Brief: Transcribe the records below exactly as they appear, omitting any pictures.

---+---

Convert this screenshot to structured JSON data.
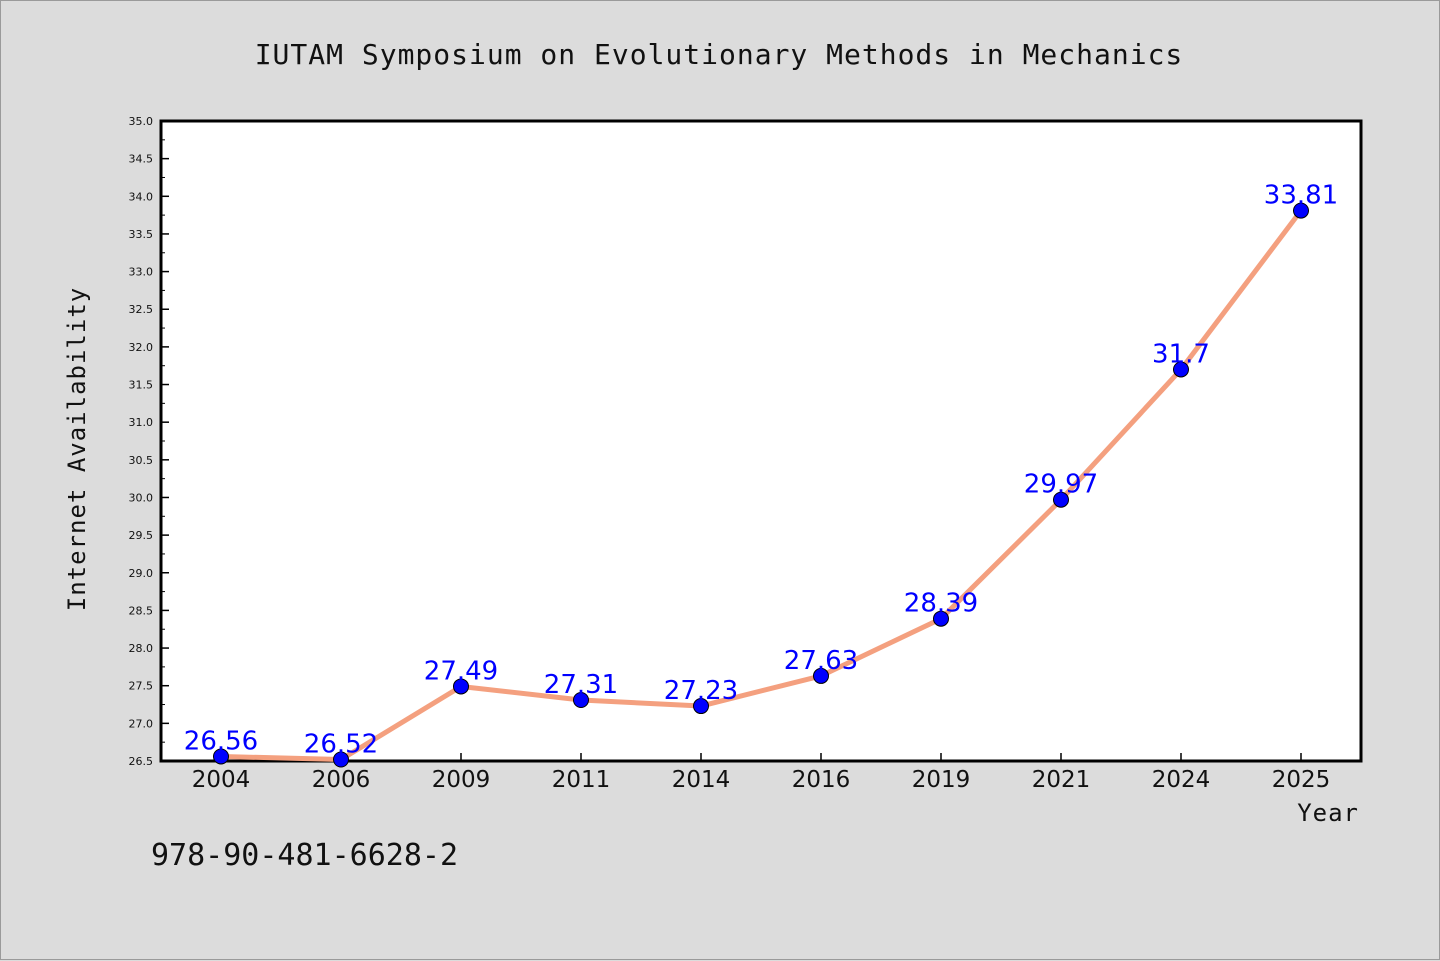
{
  "chart_data": {
    "type": "line",
    "title": "IUTAM Symposium on Evolutionary Methods in Mechanics",
    "xlabel": "Year",
    "ylabel": "Internet Availability",
    "categories": [
      "2004",
      "2006",
      "2009",
      "2011",
      "2014",
      "2016",
      "2019",
      "2021",
      "2024",
      "2025"
    ],
    "values": [
      26.56,
      26.52,
      27.49,
      27.31,
      27.23,
      27.63,
      28.39,
      29.97,
      31.7,
      33.81
    ],
    "data_labels": [
      "26.56",
      "26.52",
      "27.49",
      "27.31",
      "27.23",
      "27.63",
      "28.39",
      "29.97",
      "31.7",
      "33.81"
    ],
    "ylim": [
      26.5,
      35.0
    ],
    "yticks": [
      "26.5",
      "27.0",
      "27.5",
      "28.0",
      "28.5",
      "29.0",
      "29.5",
      "30.0",
      "30.5",
      "31.0",
      "31.5",
      "32.0",
      "32.5",
      "33.0",
      "33.5",
      "34.0",
      "34.5",
      "35.0"
    ],
    "grid": false,
    "line_color": "#f4a07f",
    "marker_color": "#0000ff",
    "label_color": "#0000ff"
  },
  "footnote": "978-90-481-6628-2"
}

---+---

Full output:
Convert this screenshot to structured JSON data.
{
  "chart_data": {
    "type": "line",
    "title": "IUTAM Symposium on Evolutionary Methods in Mechanics",
    "xlabel": "Year",
    "ylabel": "Internet Availability",
    "categories": [
      "2004",
      "2006",
      "2009",
      "2011",
      "2014",
      "2016",
      "2019",
      "2021",
      "2024",
      "2025"
    ],
    "values": [
      26.56,
      26.52,
      27.49,
      27.31,
      27.23,
      27.63,
      28.39,
      29.97,
      31.7,
      33.81
    ],
    "data_labels": [
      "26.56",
      "26.52",
      "27.49",
      "27.31",
      "27.23",
      "27.63",
      "28.39",
      "29.97",
      "31.7",
      "33.81"
    ],
    "ylim": [
      26.5,
      35.0
    ],
    "yticks": [
      "26.5",
      "27.0",
      "27.5",
      "28.0",
      "28.5",
      "29.0",
      "29.5",
      "30.0",
      "30.5",
      "31.0",
      "31.5",
      "32.0",
      "32.5",
      "33.0",
      "33.5",
      "34.0",
      "34.5",
      "35.0"
    ],
    "grid": false,
    "line_color": "#f4a07f",
    "marker_color": "#0000ff",
    "label_color": "#0000ff"
  },
  "footnote": "978-90-481-6628-2"
}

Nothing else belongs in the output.